PROBLEM REQUIREMENTS> Could you return every line of the records below that contains the word "header"?

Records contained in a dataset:
┄┄┄┄┄┄┄┄┄┄┄┄┄┄┄┄┄┄┄┄

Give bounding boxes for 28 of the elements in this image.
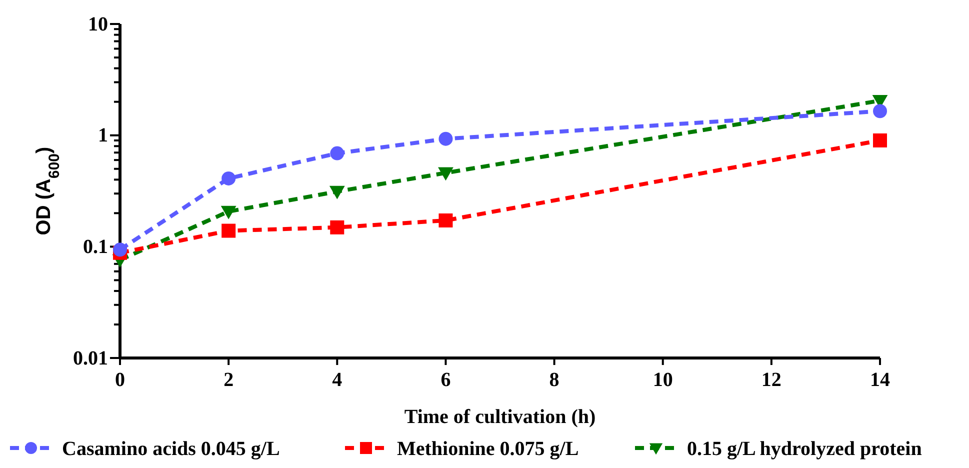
point — [438, 167, 454, 181]
point — [438, 132, 453, 146]
legend-label: Casamino acids 0.045 g/L — [62, 438, 280, 460]
point — [438, 213, 453, 228]
point — [329, 186, 345, 200]
point — [113, 242, 127, 257]
x-tick-label: 8 — [549, 369, 560, 391]
legend-label: 0.15 g/L hydrolyzed protein — [687, 438, 922, 460]
y-tick-label: 0.1 — [83, 236, 108, 258]
point — [220, 206, 236, 220]
y-tick-label: 1 — [98, 124, 108, 147]
point — [330, 146, 344, 160]
point — [222, 171, 236, 186]
x-tick-label: 4 — [332, 369, 342, 391]
legend-label: Methionine 0.075 g/L — [397, 438, 579, 460]
point — [873, 133, 887, 148]
y-tick-label: 0.01 — [73, 347, 108, 370]
x-axis-title: Time of cultivation (h) — [404, 406, 596, 428]
x-tick-label: 6 — [440, 369, 451, 391]
point — [330, 220, 344, 234]
point — [873, 104, 887, 118]
x-tick-label: 14 — [870, 369, 890, 391]
x-tick-label: 0 — [115, 369, 125, 391]
x-tick-label: 10 — [652, 369, 673, 391]
point — [222, 224, 236, 238]
y-tick-label: 10 — [88, 13, 108, 36]
x-tick-label: 2 — [224, 369, 234, 391]
x-tick-label: 12 — [761, 369, 782, 391]
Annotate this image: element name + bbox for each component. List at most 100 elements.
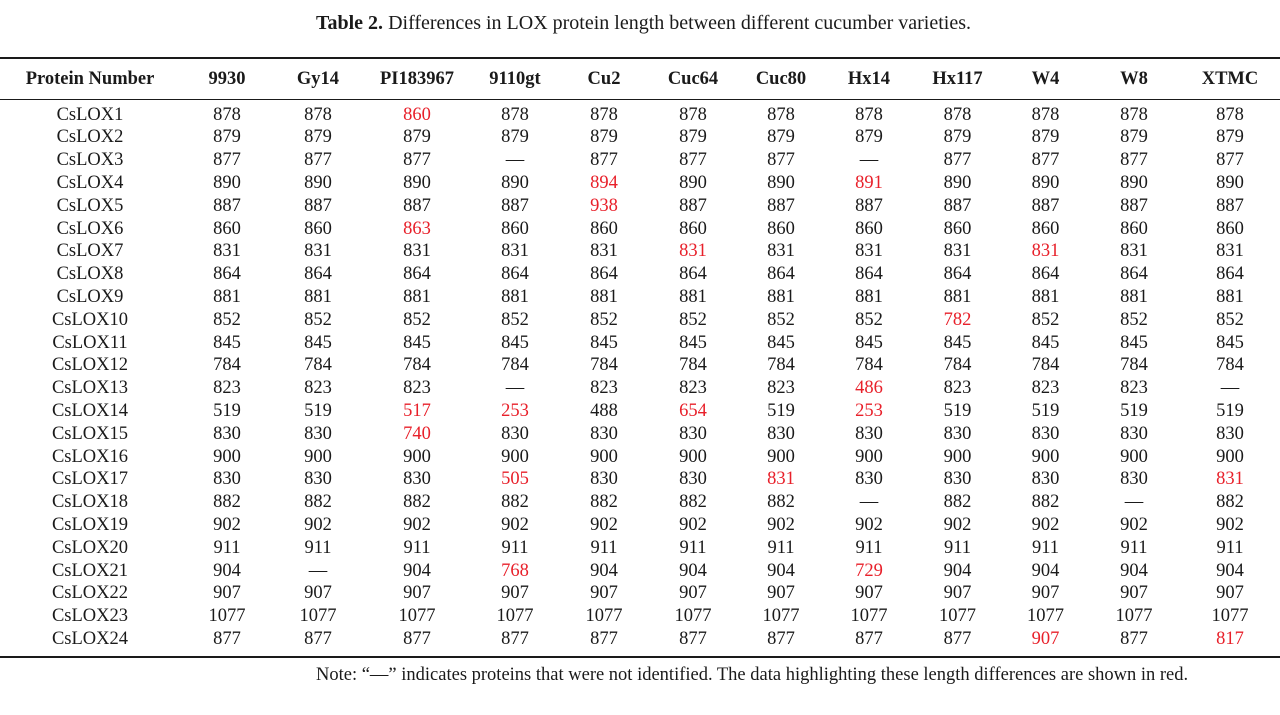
length-cell: 877 bbox=[501, 628, 529, 649]
length-cell: 902 bbox=[679, 514, 707, 535]
length-cell: 519 bbox=[304, 400, 332, 421]
length-cell: 887 bbox=[679, 195, 707, 216]
table-row: CsLOX10 852 852 852 852 852 852 852 852 782 852 852… bbox=[0, 308, 1280, 331]
length-cell: 900 bbox=[403, 446, 431, 467]
length-cell: 784 bbox=[403, 355, 431, 376]
length-cell: 900 bbox=[1120, 446, 1148, 467]
length-cell: 831 bbox=[1031, 241, 1060, 262]
column-header: Cuc80 bbox=[755, 68, 807, 89]
column-header: W4 bbox=[1031, 68, 1060, 89]
length-cell: 860 bbox=[403, 105, 431, 125]
column-header: Protein Number bbox=[25, 68, 155, 89]
length-cell: 911 bbox=[213, 537, 241, 558]
length-cell: 860 bbox=[855, 218, 883, 239]
length-cell: 654 bbox=[679, 400, 707, 421]
length-cell: — bbox=[505, 150, 525, 171]
protein-name-cell: CsLOX8 bbox=[56, 264, 124, 285]
length-cell: 879 bbox=[403, 127, 431, 148]
length-cell: 830 bbox=[943, 423, 972, 444]
table-row: CsLOX20 911 911 911 911 911 911 911 911 911 911 911… bbox=[0, 536, 1280, 559]
length-cell: 911 bbox=[943, 537, 972, 558]
length-cell: 887 bbox=[1031, 195, 1060, 216]
length-cell: 907 bbox=[679, 583, 707, 604]
protein-name-cell: CsLOX5 bbox=[56, 195, 124, 216]
protein-name-cell: CsLOX22 bbox=[51, 583, 129, 604]
length-cell: 852 bbox=[501, 309, 529, 330]
length-cell: 890 bbox=[1120, 172, 1148, 193]
length-cell: — bbox=[1124, 492, 1144, 513]
length-cell: — bbox=[1220, 378, 1240, 399]
length-cell: 904 bbox=[1120, 560, 1148, 581]
length-cell: 864 bbox=[1216, 264, 1244, 285]
length-cell: 768 bbox=[501, 560, 529, 581]
protein-name-cell: CsLOX18 bbox=[51, 492, 129, 513]
length-cell: 1077 bbox=[1027, 606, 1064, 627]
table-row: CsLOX21 904 — 904 768 904 904 904 729 904 904 904 90… bbox=[0, 559, 1280, 582]
length-cell: 878 bbox=[501, 105, 529, 125]
length-cell: 823 bbox=[767, 378, 795, 399]
length-cell: 902 bbox=[501, 514, 529, 535]
length-cell: 784 bbox=[943, 355, 972, 376]
length-cell: 845 bbox=[943, 332, 972, 353]
length-cell: 877 bbox=[767, 150, 795, 171]
length-cell: 907 bbox=[590, 583, 618, 604]
length-cell: 911 bbox=[679, 537, 707, 558]
length-cell: 1077 bbox=[299, 606, 337, 627]
length-cell: 878 bbox=[679, 105, 707, 125]
length-cell: 845 bbox=[403, 332, 431, 353]
protein-name-cell: CsLOX14 bbox=[51, 400, 129, 421]
length-cell: 907 bbox=[501, 583, 529, 604]
table-row: CsLOX16 900 900 900 900 900 900 900 900 900 900 900… bbox=[0, 445, 1280, 468]
length-cell: 877 bbox=[1031, 150, 1060, 171]
length-cell: 878 bbox=[943, 105, 972, 125]
length-cell: 845 bbox=[590, 332, 618, 353]
length-cell: 784 bbox=[213, 355, 241, 376]
length-cell: 831 bbox=[304, 241, 332, 262]
length-cell: 882 bbox=[213, 492, 241, 513]
length-cell: 877 bbox=[1216, 150, 1244, 171]
length-cell: 845 bbox=[1216, 332, 1244, 353]
table-caption-text: Differences in LOX protein length betwee… bbox=[388, 12, 971, 34]
length-cell: 881 bbox=[590, 286, 618, 307]
length-cell: 879 bbox=[767, 127, 795, 148]
length-cell: 877 bbox=[679, 150, 707, 171]
length-cell: 881 bbox=[1120, 286, 1148, 307]
length-cell: 860 bbox=[943, 218, 972, 239]
length-cell: 882 bbox=[304, 492, 332, 513]
length-cell: 904 bbox=[213, 560, 241, 581]
length-cell: 831 bbox=[855, 241, 883, 262]
length-cell: 823 bbox=[304, 378, 332, 399]
length-cell: 902 bbox=[213, 514, 241, 535]
length-cell: 879 bbox=[679, 127, 707, 148]
length-cell: 784 bbox=[679, 355, 707, 376]
length-cell: 784 bbox=[590, 355, 618, 376]
length-cell: 881 bbox=[1216, 286, 1244, 307]
length-cell: 852 bbox=[403, 309, 431, 330]
length-cell: 900 bbox=[1031, 446, 1060, 467]
length-cell: 1077 bbox=[674, 606, 712, 627]
length-cell: 887 bbox=[501, 195, 529, 216]
length-cell: 887 bbox=[767, 195, 795, 216]
table-row: CsLOX17 830 830 830 505 830 830 831 830 830 830 830… bbox=[0, 468, 1280, 491]
length-cell: 863 bbox=[403, 218, 431, 239]
protein-name-cell: CsLOX7 bbox=[56, 241, 124, 262]
length-cell: 887 bbox=[403, 195, 431, 216]
length-cell: 1077 bbox=[1211, 606, 1249, 627]
length-cell: 907 bbox=[767, 583, 795, 604]
length-cell: 879 bbox=[855, 127, 883, 148]
length-cell: 904 bbox=[1216, 560, 1244, 581]
column-header: XTMC bbox=[1201, 68, 1259, 89]
length-cell: 881 bbox=[943, 286, 972, 307]
column-header: Cuc64 bbox=[667, 68, 719, 89]
length-cell: 830 bbox=[943, 469, 972, 490]
length-cell: 877 bbox=[943, 628, 972, 649]
length-cell: 860 bbox=[1120, 218, 1148, 239]
length-cell: 864 bbox=[590, 264, 618, 285]
protein-name-cell: CsLOX20 bbox=[51, 537, 129, 558]
length-cell: 902 bbox=[1031, 514, 1060, 535]
length-cell: 878 bbox=[304, 105, 332, 125]
length-cell: 904 bbox=[679, 560, 707, 581]
length-cell: 860 bbox=[213, 218, 241, 239]
length-cell: 887 bbox=[855, 195, 883, 216]
length-cell: 907 bbox=[213, 583, 241, 604]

┄┄┄┄┄┄┄┄┄┄┄┄┄┄┄┄┄┄┄┄

ANSWER SECTION>
column-header: Cuc80 bbox=[755, 68, 807, 89]
column-header: W4 bbox=[1031, 68, 1060, 89]
column-header: Protein Number bbox=[25, 68, 155, 89]
column-header: XTMC bbox=[1201, 68, 1259, 89]
column-header: Cuc64 bbox=[667, 68, 719, 89]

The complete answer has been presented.